• _Supplied text_:
○ ○ ○

Some people are saying Mary Brown Malouf is dead. But that is not possible. It is not a thing that can be believed. Any minute now, she’ll flounce on in, bangled arms jangling, launch that black hole of a handbag into the corner, plop down at her desk and make a big ’ol sigh.

’Cept she won’t. And that, as she herself would say, is “all just so awful.”

Mary entered our magazine lives in 2007, like a Texas tornado, wrapped in a package of talent, joy, love and laughter. Her reputation as a feared food critic preceded her but it was her keen mind and her crackling writing that is why she became the longest-serving editor in Salt Lake magazine’s 30-plus-year history. Mary saw things, really saw them and loved the brain-tease of stacking those observations into tidy sentences that tickled her.

She respected food and the people who make it; she understood the life of a chef and the language of service. Her work defined and championed our city’s culture. A city needs someone to tell its stories and Mary’s no-bullshit sensibility filled that need.

○ ○ ○

• _Given data_:
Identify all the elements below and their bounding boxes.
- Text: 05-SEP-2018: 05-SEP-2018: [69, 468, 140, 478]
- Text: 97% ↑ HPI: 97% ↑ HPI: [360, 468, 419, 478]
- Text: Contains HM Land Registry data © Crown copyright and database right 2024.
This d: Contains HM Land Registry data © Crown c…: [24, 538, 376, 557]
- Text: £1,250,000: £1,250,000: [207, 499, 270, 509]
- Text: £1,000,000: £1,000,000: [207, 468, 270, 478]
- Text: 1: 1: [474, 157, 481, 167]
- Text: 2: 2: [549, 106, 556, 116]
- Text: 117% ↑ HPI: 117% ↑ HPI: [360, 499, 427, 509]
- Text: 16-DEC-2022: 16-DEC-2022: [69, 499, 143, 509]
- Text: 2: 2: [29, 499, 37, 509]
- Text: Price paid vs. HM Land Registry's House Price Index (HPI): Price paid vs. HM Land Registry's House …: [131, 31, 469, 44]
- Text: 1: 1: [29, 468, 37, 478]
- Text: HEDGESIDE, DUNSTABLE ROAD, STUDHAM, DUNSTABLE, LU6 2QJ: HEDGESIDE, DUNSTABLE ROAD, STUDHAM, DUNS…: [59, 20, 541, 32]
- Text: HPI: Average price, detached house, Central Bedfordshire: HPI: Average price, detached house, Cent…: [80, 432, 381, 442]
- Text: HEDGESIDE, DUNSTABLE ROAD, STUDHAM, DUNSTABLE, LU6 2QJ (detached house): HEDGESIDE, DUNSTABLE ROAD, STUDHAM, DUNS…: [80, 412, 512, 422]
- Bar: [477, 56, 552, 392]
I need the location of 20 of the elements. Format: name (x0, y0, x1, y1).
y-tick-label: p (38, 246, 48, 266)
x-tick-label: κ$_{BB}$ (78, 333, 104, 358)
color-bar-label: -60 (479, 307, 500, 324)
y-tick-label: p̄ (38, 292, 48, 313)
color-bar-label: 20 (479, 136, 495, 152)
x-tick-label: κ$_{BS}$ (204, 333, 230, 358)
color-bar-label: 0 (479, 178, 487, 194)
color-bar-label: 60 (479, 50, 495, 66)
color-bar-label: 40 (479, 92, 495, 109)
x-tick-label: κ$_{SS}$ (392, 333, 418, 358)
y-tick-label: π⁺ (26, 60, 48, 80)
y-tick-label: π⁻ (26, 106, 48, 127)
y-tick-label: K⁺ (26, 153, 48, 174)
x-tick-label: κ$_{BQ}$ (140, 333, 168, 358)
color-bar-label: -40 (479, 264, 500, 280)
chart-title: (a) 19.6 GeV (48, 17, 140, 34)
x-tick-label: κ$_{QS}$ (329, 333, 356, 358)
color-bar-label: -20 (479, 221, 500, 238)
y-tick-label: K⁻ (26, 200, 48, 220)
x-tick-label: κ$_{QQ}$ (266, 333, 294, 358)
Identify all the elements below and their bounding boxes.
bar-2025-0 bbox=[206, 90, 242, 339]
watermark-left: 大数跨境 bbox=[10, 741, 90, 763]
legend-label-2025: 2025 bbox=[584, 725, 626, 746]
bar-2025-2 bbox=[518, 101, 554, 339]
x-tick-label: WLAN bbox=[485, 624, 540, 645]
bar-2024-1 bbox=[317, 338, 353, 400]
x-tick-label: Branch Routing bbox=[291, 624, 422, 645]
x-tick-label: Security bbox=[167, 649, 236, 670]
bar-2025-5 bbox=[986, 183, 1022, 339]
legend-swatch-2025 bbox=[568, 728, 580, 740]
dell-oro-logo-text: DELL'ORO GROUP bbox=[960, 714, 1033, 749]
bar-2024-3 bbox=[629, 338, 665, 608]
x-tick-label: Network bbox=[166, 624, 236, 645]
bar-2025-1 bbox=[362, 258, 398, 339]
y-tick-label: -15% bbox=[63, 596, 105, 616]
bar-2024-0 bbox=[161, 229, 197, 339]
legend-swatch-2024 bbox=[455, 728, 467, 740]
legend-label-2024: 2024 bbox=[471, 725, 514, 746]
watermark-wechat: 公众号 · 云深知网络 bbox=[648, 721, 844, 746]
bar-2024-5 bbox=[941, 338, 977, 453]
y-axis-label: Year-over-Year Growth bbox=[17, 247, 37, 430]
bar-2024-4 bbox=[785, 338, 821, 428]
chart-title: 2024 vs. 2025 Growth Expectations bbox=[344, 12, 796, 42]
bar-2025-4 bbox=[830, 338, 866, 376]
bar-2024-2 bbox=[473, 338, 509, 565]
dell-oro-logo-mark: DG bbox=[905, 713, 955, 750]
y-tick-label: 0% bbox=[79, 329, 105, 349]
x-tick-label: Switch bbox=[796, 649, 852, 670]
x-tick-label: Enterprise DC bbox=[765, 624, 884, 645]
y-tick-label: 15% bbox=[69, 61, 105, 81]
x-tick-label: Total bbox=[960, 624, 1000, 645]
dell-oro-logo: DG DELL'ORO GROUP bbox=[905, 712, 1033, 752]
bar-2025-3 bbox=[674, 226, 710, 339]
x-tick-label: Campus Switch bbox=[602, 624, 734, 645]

○ ○ ○

Copy out everything in the tribute to Mary Brown Malouf from "Some people are" down to "big ’ol sigh.".

• _Response for this exercise_:
Some people are saying Mary Brown Malouf is dead. But that is not possible. It is not a thing that can be believed. Any minute now, she’ll flounce on in, bangled arms jangling, launch that black hole of a handbag into the corner, plop down at her desk and make a big ’ol sigh.